*Task prompt*.
Your copy of the material must match it exactly, except that pictures are dropped.

★ ★ ★ ★ ★ ★ ★

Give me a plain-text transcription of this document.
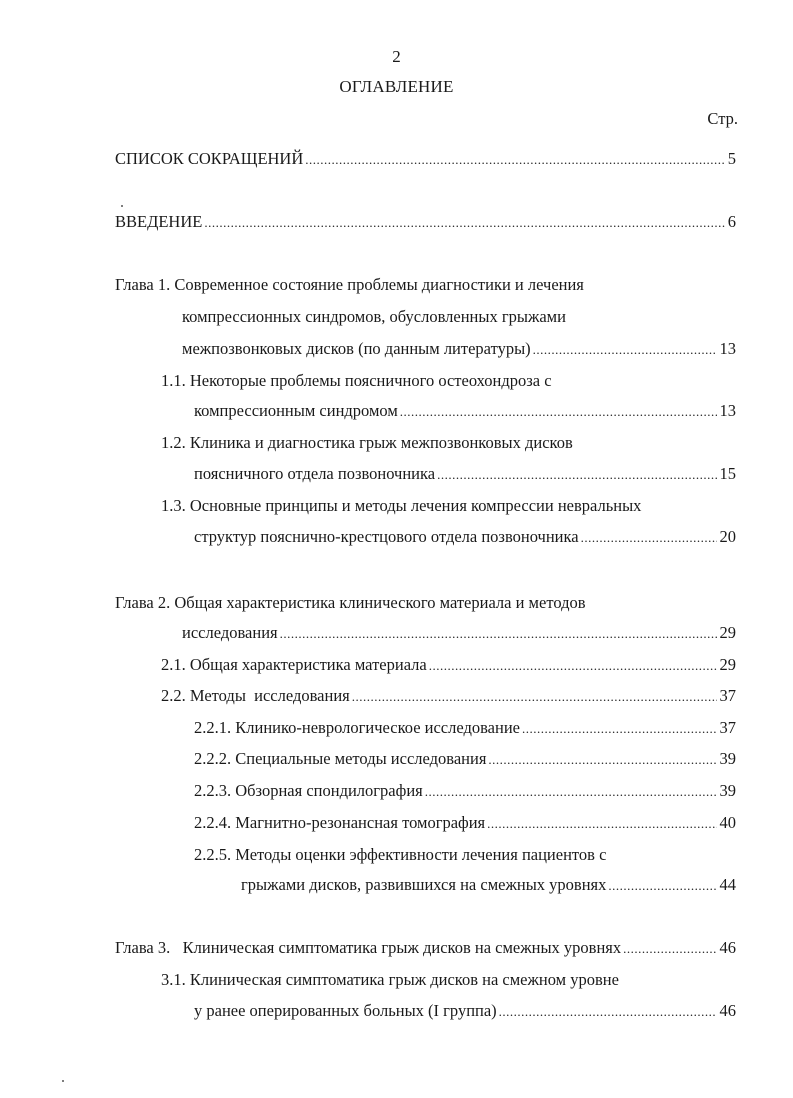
2
ОГЛАВЛЕНИЕ
Стр.
СПИСОК СОКРАЩЕНИЙ .....	5
ВВЕДЕНИЕ .....	6
Глава 1. Современное состояние проблемы диагностики и лечения
компрессионных синдромов, обусловленных грыжами
межпозвонковых дисков (по данным литературы) .....	13
1.1. Некоторые проблемы поясничного остеохондроза с
компрессионным синдромом .....	13
1.2. Клиника и диагностика грыж межпозвонковых дисков
поясничного отдела позвоночника .....	15
1.3. Основные принципы и методы лечения компрессии невральных
структур пояснично-крестцового отдела позвоночника .....	20
Глава 2. Общая характеристика клинического материала и методов
исследования .....	29
2.1. Общая характеристика материала .....	29
2.2. Методы  исследования .....	37
2.2.1. Клинико-неврологическое исследование .....	37
2.2.2. Специальные методы исследования .....	39
2.2.3. Обзорная спондилография .....	39
2.2.4. Магнитно-резонансная томография .....	40
2.2.5. Методы оценки эффективности лечения пациентов с
грыжами дисков, развившихся на смежных уровнях .....	44
Глава 3.   Клиническая симптоматика грыж дисков на смежных уровнях .....	46
3.1. Клиническая симптоматика грыж дисков на смежном уровне
у ранее оперированных больных (I группа) .....	46
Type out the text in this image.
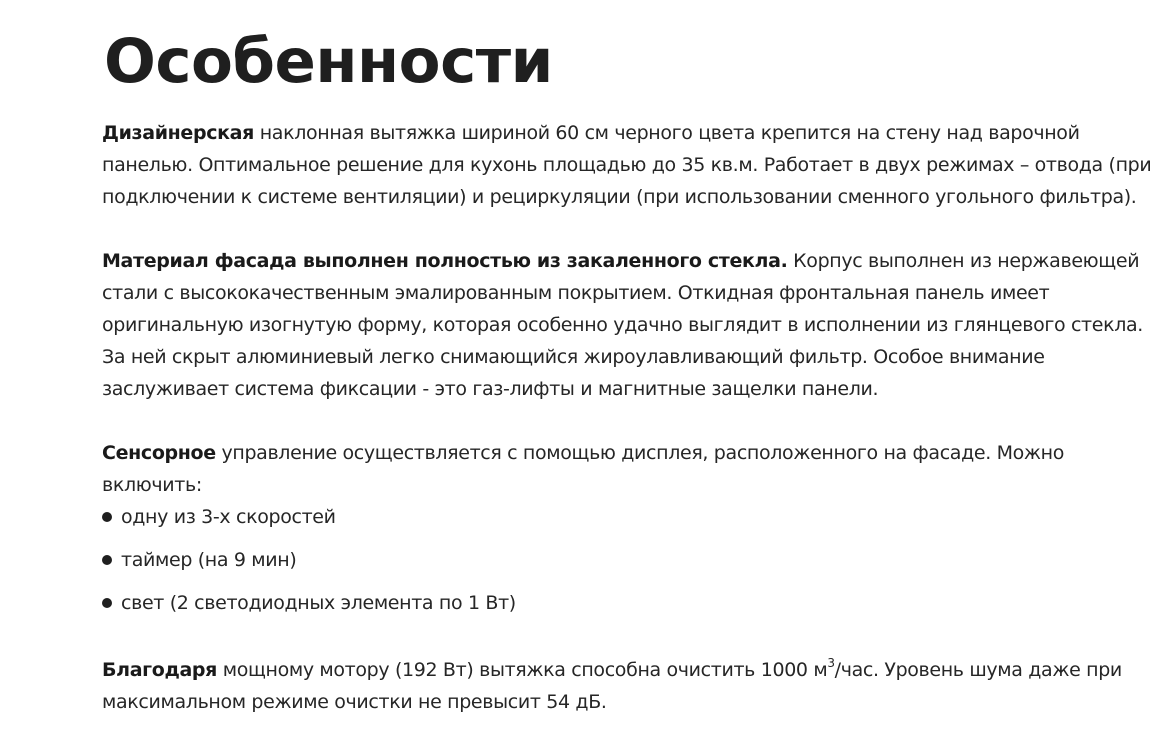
Особенности

Дизайнерская наклонная вытяжка шириной 60 см черного цвета крепится на стену над варочной панелью. Оптимальное решение для кухонь площадью до 35 кв.м. Работает в двух режимах – отвода (при подключении к системе вентиляции) и рециркуляции (при использовании сменного угольного фильтра).

Материал фасада выполнен полностью из закаленного стекла. Корпус выполнен из нержавеющей стали с высококачественным эмалированным покрытием. Откидная фронтальная панель имеет оригинальную изогнутую форму, которая особенно удачно выглядит в исполнении из глянцевого стекла. За ней скрыт алюминиевый легко снимающийся жироулавливающий фильтр. Особое внимание заслуживает система фиксации - это газ-лифты и магнитные защелки панели.

Сенсорное управление осуществляется с помощью дисплея, расположенного на фасаде. Можно включить:

одну из 3-х скоростей
таймер (на 9 мин)
свет (2 светодиодных элемента по 1 Вт)

Благодаря мощному мотору (192 Вт) вытяжка способна очистить 1000 $м^3$/час. Уровень шума даже при максимальном режиме очистки не превысит 54 дБ.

★ ★ ★ ★ ★ ★ ★

*Final answer*.
Give me a plain-text transcription of this document.
2
ОГЛАВЛЕНИЕ
Стр.
СПИСОК СОКРАЩЕНИЙ .....	5
ВВЕДЕНИЕ .....	6
Глава 1. Современное состояние проблемы диагностики и лечения
компрессионных синдромов, обусловленных грыжами
межпозвонковых дисков (по данным литературы) .....	13
1.1. Некоторые проблемы поясничного остеохондроза с
компрессионным синдромом .....	13
1.2. Клиника и диагностика грыж межпозвонковых дисков
поясничного отдела позвоночника .....	15
1.3. Основные принципы и методы лечения компрессии невральных
структур пояснично-крестцового отдела позвоночника .....	20
Глава 2. Общая характеристика клинического материала и методов
исследования .....	29
2.1. Общая характеристика материала .....	29
2.2. Методы  исследования .....	37
2.2.1. Клинико-неврологическое исследование .....	37
2.2.2. Специальные методы исследования .....	39
2.2.3. Обзорная спондилография .....	39
2.2.4. Магнитно-резонансная томография .....	40
2.2.5. Методы оценки эффективности лечения пациентов с
грыжами дисков, развившихся на смежных уровнях .....	44
Глава 3.   Клиническая симптоматика грыж дисков на смежных уровнях .....	46
3.1. Клиническая симптоматика грыж дисков на смежном уровне
у ранее оперированных больных (I группа) .....	46
Type out the text in this image.
Особенности

Дизайнерская наклонная вытяжка шириной 60 см черного цвета крепится на стену над варочной панелью. Оптимальное решение для кухонь площадью до 35 кв.м. Работает в двух режимах – отвода (при подключении к системе вентиляции) и рециркуляции (при использовании сменного угольного фильтра).

Материал фасада выполнен полностью из закаленного стекла. Корпус выполнен из нержавеющей стали с высококачественным эмалированным покрытием. Откидная фронтальная панель имеет оригинальную изогнутую форму, которая особенно удачно выглядит в исполнении из глянцевого стекла. За ней скрыт алюминиевый легко снимающийся жироулавливающий фильтр. Особое внимание заслуживает система фиксации - это газ-лифты и магнитные защелки панели.

Сенсорное управление осуществляется с помощью дисплея, расположенного на фасаде. Можно включить:

одну из 3-х скоростей
таймер (на 9 мин)
свет (2 светодиодных элемента по 1 Вт)

Благодаря мощному мотору (192 Вт) вытяжка способна очистить 1000 $м^3$/час. Уровень шума даже при максимальном режиме очистки не превысит 54 дБ.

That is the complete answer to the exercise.